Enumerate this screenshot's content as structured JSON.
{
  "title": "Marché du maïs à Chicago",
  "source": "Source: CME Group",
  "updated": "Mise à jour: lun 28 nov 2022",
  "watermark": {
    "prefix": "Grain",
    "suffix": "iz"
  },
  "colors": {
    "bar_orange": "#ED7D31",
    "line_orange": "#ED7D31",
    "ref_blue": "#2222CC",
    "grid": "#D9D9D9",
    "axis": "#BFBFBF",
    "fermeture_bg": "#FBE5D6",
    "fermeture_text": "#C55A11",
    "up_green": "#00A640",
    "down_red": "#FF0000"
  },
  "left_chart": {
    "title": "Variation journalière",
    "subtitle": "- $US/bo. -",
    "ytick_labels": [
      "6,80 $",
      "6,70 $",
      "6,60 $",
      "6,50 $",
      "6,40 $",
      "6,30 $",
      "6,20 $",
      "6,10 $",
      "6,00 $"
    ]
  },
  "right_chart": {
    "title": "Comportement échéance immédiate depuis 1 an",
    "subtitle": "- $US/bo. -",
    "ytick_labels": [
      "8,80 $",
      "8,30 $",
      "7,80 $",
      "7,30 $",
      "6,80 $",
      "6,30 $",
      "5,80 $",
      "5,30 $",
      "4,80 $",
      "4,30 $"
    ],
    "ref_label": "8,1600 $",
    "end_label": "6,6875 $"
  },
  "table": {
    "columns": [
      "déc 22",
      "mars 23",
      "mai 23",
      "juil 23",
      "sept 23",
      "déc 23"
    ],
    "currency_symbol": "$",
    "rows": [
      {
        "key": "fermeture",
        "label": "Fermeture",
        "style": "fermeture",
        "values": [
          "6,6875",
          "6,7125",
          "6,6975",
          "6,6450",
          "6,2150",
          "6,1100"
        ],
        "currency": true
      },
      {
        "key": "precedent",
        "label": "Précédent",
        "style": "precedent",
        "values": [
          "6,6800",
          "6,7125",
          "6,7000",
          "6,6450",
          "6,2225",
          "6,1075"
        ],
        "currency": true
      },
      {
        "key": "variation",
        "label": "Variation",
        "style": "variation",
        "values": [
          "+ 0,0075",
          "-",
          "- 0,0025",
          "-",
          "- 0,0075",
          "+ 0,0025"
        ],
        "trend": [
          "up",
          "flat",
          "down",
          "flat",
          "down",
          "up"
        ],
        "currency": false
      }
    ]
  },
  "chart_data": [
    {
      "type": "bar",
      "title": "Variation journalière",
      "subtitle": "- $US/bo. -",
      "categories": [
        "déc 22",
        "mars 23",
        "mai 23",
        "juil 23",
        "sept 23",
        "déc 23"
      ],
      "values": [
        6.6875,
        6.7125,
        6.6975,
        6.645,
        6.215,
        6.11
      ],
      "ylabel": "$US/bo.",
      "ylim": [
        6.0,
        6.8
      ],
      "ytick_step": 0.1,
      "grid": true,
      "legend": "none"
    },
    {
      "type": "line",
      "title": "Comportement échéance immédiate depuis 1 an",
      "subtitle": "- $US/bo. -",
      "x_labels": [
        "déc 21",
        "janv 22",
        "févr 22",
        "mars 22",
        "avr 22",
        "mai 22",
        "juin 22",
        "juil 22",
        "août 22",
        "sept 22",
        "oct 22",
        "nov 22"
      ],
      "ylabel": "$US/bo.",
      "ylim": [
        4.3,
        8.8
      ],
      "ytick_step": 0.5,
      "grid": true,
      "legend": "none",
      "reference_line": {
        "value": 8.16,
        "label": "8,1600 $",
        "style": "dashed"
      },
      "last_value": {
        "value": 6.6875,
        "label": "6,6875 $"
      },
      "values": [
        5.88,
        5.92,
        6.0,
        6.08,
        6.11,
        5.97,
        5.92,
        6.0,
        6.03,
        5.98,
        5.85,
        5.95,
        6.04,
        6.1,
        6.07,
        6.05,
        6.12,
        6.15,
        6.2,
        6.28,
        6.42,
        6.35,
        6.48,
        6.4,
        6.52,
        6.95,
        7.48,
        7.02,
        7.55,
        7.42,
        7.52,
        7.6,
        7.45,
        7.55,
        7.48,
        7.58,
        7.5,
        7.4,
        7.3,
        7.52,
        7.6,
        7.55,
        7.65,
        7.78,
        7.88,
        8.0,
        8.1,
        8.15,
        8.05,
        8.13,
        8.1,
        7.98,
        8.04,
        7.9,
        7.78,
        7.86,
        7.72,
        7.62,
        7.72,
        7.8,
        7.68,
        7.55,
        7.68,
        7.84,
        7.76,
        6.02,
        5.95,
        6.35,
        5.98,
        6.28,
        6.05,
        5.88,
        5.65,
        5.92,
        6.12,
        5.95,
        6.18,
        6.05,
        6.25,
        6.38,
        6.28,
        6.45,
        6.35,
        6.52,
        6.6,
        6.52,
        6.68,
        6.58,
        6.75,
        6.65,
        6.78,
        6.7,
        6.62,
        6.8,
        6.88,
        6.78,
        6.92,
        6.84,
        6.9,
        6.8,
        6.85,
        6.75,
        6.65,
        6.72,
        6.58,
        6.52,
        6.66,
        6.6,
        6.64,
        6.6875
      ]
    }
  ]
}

□ □ □

> [Your goal]: Repeat the records above exactly as they appear.

> [Response to the exercise]:
Enumerate this screenshot's content as structured JSON.
{
  "title": "Marché du maïs à Chicago",
  "source": "Source: CME Group",
  "updated": "Mise à jour: lun 28 nov 2022",
  "watermark": {
    "prefix": "Grain",
    "suffix": "iz"
  },
  "colors": {
    "bar_orange": "#ED7D31",
    "line_orange": "#ED7D31",
    "ref_blue": "#2222CC",
    "grid": "#D9D9D9",
    "axis": "#BFBFBF",
    "fermeture_bg": "#FBE5D6",
    "fermeture_text": "#C55A11",
    "up_green": "#00A640",
    "down_red": "#FF0000"
  },
  "left_chart": {
    "title": "Variation journalière",
    "subtitle": "- $US/bo. -",
    "ytick_labels": [
      "6,80 $",
      "6,70 $",
      "6,60 $",
      "6,50 $",
      "6,40 $",
      "6,30 $",
      "6,20 $",
      "6,10 $",
      "6,00 $"
    ]
  },
  "right_chart": {
    "title": "Comportement échéance immédiate depuis 1 an",
    "subtitle": "- $US/bo. -",
    "ytick_labels": [
      "8,80 $",
      "8,30 $",
      "7,80 $",
      "7,30 $",
      "6,80 $",
      "6,30 $",
      "5,80 $",
      "5,30 $",
      "4,80 $",
      "4,30 $"
    ],
    "ref_label": "8,1600 $",
    "end_label": "6,6875 $"
  },
  "table": {
    "columns": [
      "déc 22",
      "mars 23",
      "mai 23",
      "juil 23",
      "sept 23",
      "déc 23"
    ],
    "currency_symbol": "$",
    "rows": [
      {
        "key": "fermeture",
        "label": "Fermeture",
        "style": "fermeture",
        "values": [
          "6,6875",
          "6,7125",
          "6,6975",
          "6,6450",
          "6,2150",
          "6,1100"
        ],
        "currency": true
      },
      {
        "key": "precedent",
        "label": "Précédent",
        "style": "precedent",
        "values": [
          "6,6800",
          "6,7125",
          "6,7000",
          "6,6450",
          "6,2225",
          "6,1075"
        ],
        "currency": true
      },
      {
        "key": "variation",
        "label": "Variation",
        "style": "variation",
        "values": [
          "+ 0,0075",
          "-",
          "- 0,0025",
          "-",
          "- 0,0075",
          "+ 0,0025"
        ],
        "trend": [
          "up",
          "flat",
          "down",
          "flat",
          "down",
          "up"
        ],
        "currency": false
      }
    ]
  },
  "chart_data": [
    {
      "type": "bar",
      "title": "Variation journalière",
      "subtitle": "- $US/bo. -",
      "categories": [
        "déc 22",
        "mars 23",
        "mai 23",
        "juil 23",
        "sept 23",
        "déc 23"
      ],
      "values": [
        6.6875,
        6.7125,
        6.6975,
        6.645,
        6.215,
        6.11
      ],
      "ylabel": "$US/bo.",
      "ylim": [
        6.0,
        6.8
      ],
      "ytick_step": 0.1,
      "grid": true,
      "legend": "none"
    },
    {
      "type": "line",
      "title": "Comportement échéance immédiate depuis 1 an",
      "subtitle": "- $US/bo. -",
      "x_labels": [
        "déc 21",
        "janv 22",
        "févr 22",
        "mars 22",
        "avr 22",
        "mai 22",
        "juin 22",
        "juil 22",
        "août 22",
        "sept 22",
        "oct 22",
        "nov 22"
      ],
      "ylabel": "$US/bo.",
      "ylim": [
        4.3,
        8.8
      ],
      "ytick_step": 0.5,
      "grid": true,
      "legend": "none",
      "reference_line": {
        "value": 8.16,
        "label": "8,1600 $",
        "style": "dashed"
      },
      "last_value": {
        "value": 6.6875,
        "label": "6,6875 $"
      },
      "values": [
        5.88,
        5.92,
        6.0,
        6.08,
        6.11,
        5.97,
        5.92,
        6.0,
        6.03,
        5.98,
        5.85,
        5.95,
        6.04,
        6.1,
        6.07,
        6.05,
        6.12,
        6.15,
        6.2,
        6.28,
        6.42,
        6.35,
        6.48,
        6.4,
        6.52,
        6.95,
        7.48,
        7.02,
        7.55,
        7.42,
        7.52,
        7.6,
        7.45,
        7.55,
        7.48,
        7.58,
        7.5,
        7.4,
        7.3,
        7.52,
        7.6,
        7.55,
        7.65,
        7.78,
        7.88,
        8.0,
        8.1,
        8.15,
        8.05,
        8.13,
        8.1,
        7.98,
        8.04,
        7.9,
        7.78,
        7.86,
        7.72,
        7.62,
        7.72,
        7.8,
        7.68,
        7.55,
        7.68,
        7.84,
        7.76,
        6.02,
        5.95,
        6.35,
        5.98,
        6.28,
        6.05,
        5.88,
        5.65,
        5.92,
        6.12,
        5.95,
        6.18,
        6.05,
        6.25,
        6.38,
        6.28,
        6.45,
        6.35,
        6.52,
        6.6,
        6.52,
        6.68,
        6.58,
        6.75,
        6.65,
        6.78,
        6.7,
        6.62,
        6.8,
        6.88,
        6.78,
        6.92,
        6.84,
        6.9,
        6.8,
        6.85,
        6.75,
        6.65,
        6.72,
        6.58,
        6.52,
        6.66,
        6.6,
        6.64,
        6.6875
      ]
    }
  ]
}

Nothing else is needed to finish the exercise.